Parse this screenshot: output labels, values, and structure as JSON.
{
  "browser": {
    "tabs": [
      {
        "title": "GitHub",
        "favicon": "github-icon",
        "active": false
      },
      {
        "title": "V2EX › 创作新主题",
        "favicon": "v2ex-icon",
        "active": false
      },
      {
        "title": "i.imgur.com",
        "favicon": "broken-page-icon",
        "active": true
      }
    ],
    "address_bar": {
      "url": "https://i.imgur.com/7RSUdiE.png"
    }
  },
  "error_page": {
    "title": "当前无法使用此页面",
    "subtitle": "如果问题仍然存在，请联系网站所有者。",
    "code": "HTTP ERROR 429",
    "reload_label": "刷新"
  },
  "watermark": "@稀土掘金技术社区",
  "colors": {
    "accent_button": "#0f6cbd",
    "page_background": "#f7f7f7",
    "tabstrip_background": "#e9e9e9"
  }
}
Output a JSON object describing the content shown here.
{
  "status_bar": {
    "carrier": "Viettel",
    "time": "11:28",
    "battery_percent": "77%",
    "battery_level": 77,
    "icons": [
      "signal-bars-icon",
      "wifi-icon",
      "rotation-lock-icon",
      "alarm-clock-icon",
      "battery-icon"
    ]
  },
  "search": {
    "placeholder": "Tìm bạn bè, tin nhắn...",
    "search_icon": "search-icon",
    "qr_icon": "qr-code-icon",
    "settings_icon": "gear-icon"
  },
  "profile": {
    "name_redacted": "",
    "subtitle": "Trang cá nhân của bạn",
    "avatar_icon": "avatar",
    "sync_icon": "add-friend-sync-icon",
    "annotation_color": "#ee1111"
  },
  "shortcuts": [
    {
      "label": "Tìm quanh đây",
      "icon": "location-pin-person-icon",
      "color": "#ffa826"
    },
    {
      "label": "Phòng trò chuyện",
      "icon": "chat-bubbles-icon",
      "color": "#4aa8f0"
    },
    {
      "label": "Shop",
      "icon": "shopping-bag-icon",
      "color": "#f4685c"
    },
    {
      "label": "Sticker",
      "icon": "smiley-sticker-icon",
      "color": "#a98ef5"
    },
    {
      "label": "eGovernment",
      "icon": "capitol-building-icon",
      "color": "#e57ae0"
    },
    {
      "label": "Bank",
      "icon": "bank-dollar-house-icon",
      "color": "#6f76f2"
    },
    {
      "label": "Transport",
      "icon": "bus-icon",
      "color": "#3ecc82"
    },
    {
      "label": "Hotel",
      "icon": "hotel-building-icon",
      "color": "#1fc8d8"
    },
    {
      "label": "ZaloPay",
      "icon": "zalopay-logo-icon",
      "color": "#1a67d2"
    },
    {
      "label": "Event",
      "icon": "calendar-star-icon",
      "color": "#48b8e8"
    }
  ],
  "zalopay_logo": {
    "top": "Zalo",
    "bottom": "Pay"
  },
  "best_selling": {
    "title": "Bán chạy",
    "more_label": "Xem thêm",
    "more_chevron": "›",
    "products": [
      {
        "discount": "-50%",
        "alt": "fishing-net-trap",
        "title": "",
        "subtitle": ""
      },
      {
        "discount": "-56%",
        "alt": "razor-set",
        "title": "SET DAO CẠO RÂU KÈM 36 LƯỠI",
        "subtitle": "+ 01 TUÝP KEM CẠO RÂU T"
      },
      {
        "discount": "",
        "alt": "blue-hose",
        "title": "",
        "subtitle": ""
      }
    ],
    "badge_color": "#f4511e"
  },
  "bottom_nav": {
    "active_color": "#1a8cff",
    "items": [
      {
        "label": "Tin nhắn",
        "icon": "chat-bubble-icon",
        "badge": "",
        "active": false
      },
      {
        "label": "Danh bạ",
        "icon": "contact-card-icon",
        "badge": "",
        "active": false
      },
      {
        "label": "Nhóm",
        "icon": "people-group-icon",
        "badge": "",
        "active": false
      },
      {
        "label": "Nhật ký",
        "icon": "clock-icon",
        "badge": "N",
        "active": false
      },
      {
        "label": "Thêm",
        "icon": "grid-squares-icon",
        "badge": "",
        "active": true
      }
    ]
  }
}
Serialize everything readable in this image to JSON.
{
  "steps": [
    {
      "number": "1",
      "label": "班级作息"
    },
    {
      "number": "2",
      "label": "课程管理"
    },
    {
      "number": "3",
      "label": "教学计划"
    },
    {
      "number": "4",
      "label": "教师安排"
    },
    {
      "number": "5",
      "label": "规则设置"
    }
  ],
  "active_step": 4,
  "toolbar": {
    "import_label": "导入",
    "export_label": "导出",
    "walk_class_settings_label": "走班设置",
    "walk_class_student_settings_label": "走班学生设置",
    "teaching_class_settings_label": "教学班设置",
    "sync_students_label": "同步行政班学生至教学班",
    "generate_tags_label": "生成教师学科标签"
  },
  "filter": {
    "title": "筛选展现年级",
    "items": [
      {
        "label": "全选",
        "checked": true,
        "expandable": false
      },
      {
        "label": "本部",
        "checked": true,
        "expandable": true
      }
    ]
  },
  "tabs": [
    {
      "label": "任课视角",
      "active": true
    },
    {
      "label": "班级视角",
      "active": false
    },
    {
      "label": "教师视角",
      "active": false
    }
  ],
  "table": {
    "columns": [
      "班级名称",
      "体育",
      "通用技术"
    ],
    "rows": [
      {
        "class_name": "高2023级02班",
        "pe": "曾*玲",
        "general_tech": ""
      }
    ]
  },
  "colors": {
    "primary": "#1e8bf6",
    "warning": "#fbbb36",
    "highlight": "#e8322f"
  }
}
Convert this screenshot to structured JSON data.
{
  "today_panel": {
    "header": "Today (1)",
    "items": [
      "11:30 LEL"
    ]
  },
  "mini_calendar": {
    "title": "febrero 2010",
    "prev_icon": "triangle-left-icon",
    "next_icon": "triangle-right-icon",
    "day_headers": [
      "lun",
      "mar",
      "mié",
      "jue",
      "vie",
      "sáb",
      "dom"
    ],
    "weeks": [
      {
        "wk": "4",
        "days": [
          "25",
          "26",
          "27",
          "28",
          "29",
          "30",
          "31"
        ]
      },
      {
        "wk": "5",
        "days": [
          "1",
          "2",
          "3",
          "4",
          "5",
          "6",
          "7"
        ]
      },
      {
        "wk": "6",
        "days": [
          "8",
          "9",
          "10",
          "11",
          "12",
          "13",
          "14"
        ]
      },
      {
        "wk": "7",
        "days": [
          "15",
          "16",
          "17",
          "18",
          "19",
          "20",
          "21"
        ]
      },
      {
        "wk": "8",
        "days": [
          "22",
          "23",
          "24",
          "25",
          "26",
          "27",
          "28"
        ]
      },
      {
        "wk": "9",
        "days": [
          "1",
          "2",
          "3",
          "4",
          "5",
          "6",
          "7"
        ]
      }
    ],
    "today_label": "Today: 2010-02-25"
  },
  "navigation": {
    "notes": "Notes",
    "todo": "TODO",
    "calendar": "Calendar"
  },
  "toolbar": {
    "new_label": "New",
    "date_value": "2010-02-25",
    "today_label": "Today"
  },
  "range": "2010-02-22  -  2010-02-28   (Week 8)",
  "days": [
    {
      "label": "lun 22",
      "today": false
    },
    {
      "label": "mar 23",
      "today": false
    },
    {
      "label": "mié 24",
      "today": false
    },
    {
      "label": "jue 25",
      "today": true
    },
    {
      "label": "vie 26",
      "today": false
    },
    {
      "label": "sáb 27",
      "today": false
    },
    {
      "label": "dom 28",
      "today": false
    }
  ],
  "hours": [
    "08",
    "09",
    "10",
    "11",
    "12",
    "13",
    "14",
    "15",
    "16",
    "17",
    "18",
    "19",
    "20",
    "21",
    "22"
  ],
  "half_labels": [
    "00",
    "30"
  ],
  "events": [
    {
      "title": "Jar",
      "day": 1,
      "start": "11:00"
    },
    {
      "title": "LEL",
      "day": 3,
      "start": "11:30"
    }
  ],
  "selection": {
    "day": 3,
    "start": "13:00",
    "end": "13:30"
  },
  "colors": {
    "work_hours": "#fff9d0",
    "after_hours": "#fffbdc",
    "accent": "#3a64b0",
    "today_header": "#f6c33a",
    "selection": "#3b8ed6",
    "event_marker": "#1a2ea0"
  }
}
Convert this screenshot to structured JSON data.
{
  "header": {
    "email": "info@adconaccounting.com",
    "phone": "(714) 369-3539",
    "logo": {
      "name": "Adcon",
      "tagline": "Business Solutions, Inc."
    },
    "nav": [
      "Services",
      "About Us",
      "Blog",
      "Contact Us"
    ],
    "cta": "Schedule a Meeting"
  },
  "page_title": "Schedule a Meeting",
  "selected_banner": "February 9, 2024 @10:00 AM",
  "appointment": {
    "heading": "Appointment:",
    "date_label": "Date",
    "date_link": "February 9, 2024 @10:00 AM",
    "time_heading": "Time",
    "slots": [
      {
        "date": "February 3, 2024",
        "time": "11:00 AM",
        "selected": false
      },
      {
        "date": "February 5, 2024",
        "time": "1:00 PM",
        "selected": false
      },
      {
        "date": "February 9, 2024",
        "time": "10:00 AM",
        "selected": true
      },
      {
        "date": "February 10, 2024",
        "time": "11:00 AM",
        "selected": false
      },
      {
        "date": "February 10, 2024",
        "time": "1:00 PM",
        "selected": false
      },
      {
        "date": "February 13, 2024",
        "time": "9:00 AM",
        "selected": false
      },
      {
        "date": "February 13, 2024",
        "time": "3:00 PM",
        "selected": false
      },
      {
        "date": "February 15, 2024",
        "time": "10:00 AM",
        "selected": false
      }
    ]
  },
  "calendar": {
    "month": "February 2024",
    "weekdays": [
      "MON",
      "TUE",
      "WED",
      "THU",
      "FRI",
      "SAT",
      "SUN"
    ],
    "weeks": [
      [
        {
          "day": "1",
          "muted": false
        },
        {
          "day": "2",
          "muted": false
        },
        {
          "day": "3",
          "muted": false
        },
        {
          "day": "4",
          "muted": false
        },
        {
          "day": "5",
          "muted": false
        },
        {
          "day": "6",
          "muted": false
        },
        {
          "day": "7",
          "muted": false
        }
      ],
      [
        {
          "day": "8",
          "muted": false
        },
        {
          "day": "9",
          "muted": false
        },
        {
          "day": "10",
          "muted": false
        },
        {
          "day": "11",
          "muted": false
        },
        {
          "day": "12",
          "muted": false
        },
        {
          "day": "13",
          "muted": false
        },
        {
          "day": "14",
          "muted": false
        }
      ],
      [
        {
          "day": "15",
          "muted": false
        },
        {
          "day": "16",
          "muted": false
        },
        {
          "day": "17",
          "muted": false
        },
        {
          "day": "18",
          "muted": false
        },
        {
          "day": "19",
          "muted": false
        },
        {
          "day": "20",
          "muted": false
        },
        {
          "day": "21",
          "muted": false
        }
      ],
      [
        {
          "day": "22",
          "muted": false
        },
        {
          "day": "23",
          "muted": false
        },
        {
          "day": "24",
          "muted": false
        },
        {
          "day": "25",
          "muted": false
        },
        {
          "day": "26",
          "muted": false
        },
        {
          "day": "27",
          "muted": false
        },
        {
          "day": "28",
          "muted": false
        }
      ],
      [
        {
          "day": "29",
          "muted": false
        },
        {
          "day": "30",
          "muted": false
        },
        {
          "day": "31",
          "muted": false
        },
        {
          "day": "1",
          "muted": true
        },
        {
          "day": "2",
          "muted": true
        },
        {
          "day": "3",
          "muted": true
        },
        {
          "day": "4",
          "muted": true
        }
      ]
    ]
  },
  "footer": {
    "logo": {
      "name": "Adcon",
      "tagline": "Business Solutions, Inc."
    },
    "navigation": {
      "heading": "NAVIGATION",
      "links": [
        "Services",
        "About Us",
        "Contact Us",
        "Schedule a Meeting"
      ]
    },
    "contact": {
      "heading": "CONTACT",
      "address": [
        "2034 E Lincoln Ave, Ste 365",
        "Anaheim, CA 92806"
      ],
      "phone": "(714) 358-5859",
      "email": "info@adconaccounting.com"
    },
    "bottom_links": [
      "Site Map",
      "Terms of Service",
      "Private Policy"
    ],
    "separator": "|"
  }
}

★ ★ ★ ★ ★ ★ ★

Give the number of lines above that hold the word "imgur", and nothing more.

> _Answer for the task_:
2